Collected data
_ _ _ _
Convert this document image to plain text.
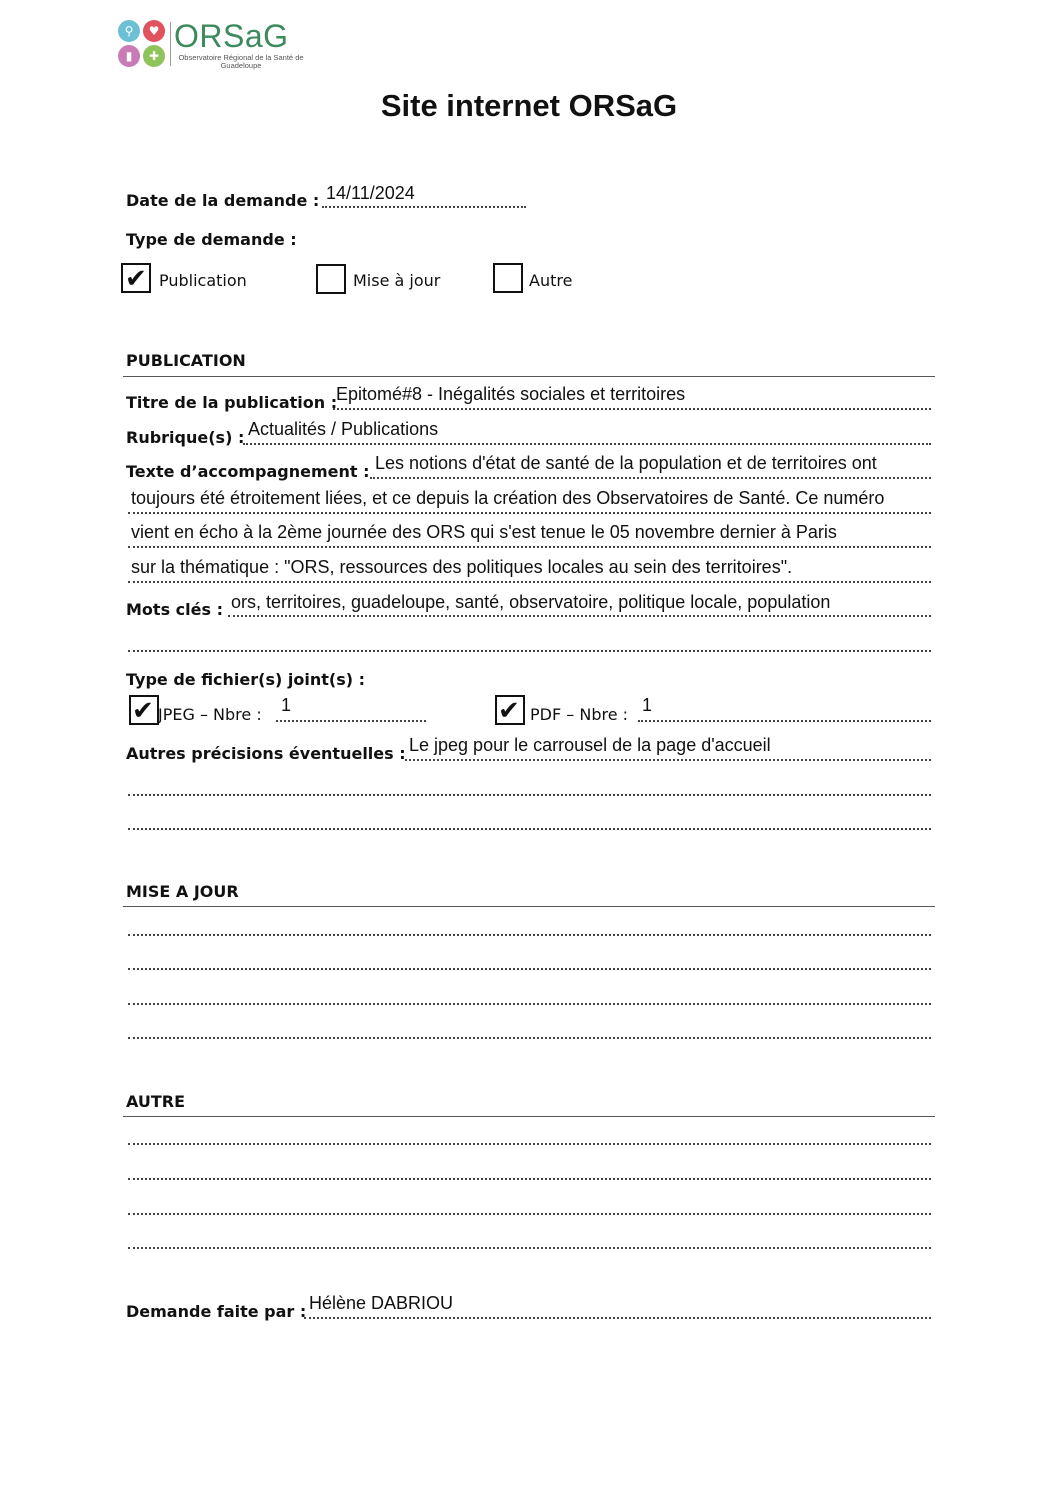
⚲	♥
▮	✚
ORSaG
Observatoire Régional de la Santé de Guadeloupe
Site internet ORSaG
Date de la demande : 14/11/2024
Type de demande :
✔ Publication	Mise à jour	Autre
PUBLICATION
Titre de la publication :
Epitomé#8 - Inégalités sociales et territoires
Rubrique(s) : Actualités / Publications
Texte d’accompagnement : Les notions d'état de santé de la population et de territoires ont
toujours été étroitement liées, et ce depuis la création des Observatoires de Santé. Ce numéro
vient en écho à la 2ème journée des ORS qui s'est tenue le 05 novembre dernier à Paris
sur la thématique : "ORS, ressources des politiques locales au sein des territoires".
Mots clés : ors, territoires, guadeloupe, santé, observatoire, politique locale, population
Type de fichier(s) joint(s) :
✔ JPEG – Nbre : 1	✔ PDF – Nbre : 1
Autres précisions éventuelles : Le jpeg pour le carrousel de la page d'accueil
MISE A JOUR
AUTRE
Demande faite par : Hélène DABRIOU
_ _ _ _
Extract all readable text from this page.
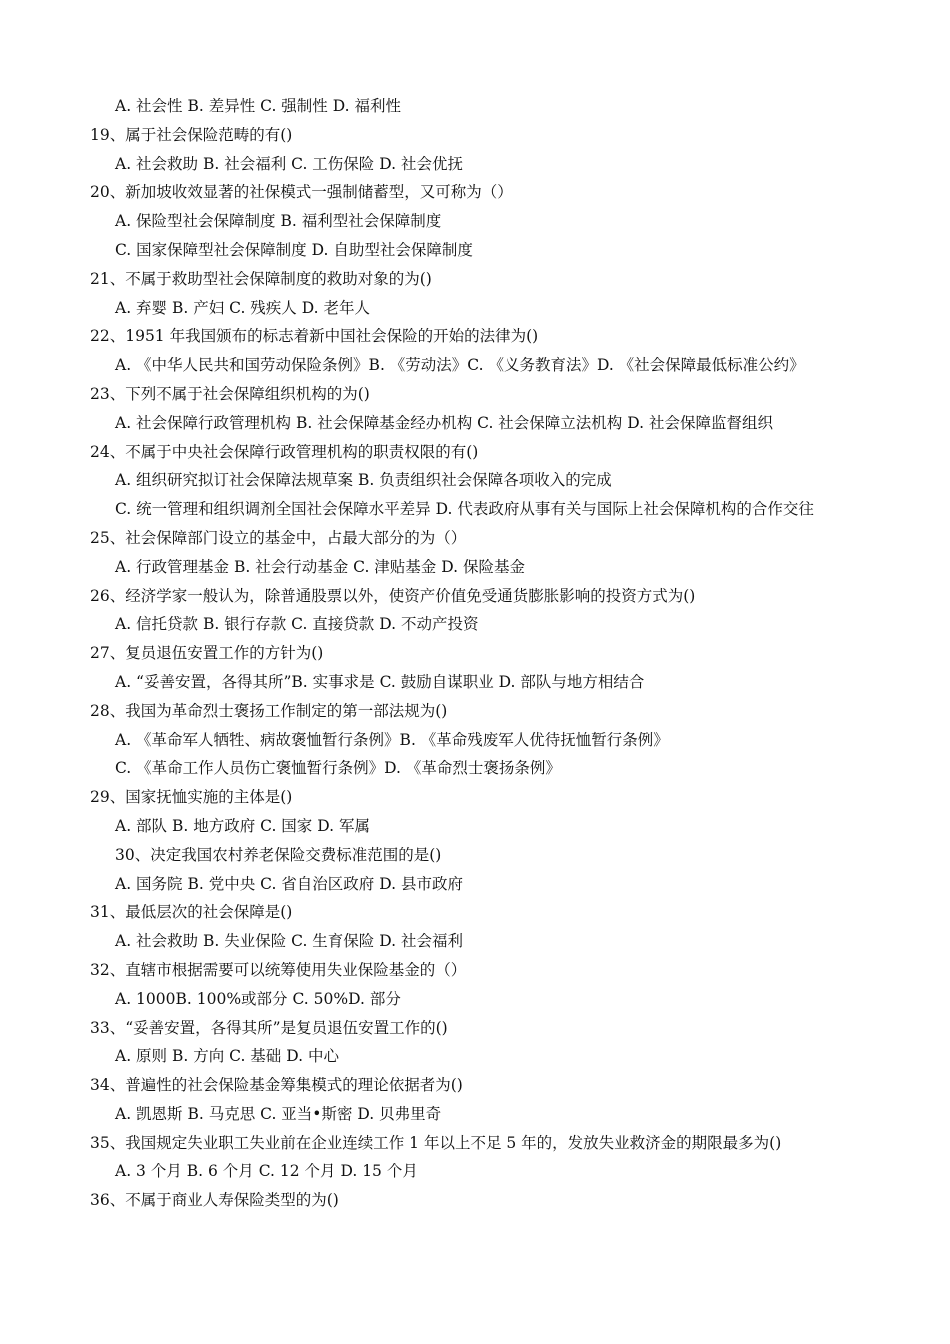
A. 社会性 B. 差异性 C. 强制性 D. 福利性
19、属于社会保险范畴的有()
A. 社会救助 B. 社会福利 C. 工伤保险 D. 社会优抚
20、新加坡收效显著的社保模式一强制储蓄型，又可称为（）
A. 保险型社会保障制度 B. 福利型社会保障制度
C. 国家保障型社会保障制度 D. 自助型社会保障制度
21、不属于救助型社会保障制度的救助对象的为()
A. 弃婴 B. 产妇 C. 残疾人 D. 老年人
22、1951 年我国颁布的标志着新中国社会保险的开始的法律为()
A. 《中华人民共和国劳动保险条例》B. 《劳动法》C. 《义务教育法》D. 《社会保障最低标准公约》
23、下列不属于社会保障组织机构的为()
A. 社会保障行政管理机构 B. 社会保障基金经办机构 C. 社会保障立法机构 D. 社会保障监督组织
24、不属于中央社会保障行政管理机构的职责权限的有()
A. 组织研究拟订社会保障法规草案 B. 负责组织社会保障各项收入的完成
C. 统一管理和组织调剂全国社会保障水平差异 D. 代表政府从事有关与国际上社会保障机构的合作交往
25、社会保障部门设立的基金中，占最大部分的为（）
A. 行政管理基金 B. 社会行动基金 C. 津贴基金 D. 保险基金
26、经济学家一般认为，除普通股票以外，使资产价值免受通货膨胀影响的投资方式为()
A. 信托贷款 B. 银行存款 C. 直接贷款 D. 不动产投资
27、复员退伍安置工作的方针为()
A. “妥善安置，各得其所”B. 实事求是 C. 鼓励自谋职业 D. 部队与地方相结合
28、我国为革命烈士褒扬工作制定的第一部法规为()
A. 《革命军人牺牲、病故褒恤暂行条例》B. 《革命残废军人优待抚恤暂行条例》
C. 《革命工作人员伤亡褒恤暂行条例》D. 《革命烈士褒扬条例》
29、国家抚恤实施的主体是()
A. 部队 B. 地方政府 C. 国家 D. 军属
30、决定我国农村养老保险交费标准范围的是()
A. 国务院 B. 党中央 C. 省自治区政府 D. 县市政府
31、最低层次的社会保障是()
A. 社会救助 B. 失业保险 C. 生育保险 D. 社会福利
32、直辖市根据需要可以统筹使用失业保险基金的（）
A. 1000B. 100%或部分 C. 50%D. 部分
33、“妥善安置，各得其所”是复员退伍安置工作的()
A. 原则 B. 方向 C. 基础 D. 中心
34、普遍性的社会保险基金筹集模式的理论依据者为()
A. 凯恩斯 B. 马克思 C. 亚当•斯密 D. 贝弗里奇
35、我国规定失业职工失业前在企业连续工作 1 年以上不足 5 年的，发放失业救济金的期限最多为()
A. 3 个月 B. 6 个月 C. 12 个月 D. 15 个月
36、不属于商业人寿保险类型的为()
_ _ _ _
What is asked> Your task is to collect every line above that contains the word "社会救助".

Exercise output>
A. 社会救助 B. 社会福利 C. 工伤保险 D. 社会优抚
A. 社会救助 B. 失业保险 C. 生育保险 D. 社会福利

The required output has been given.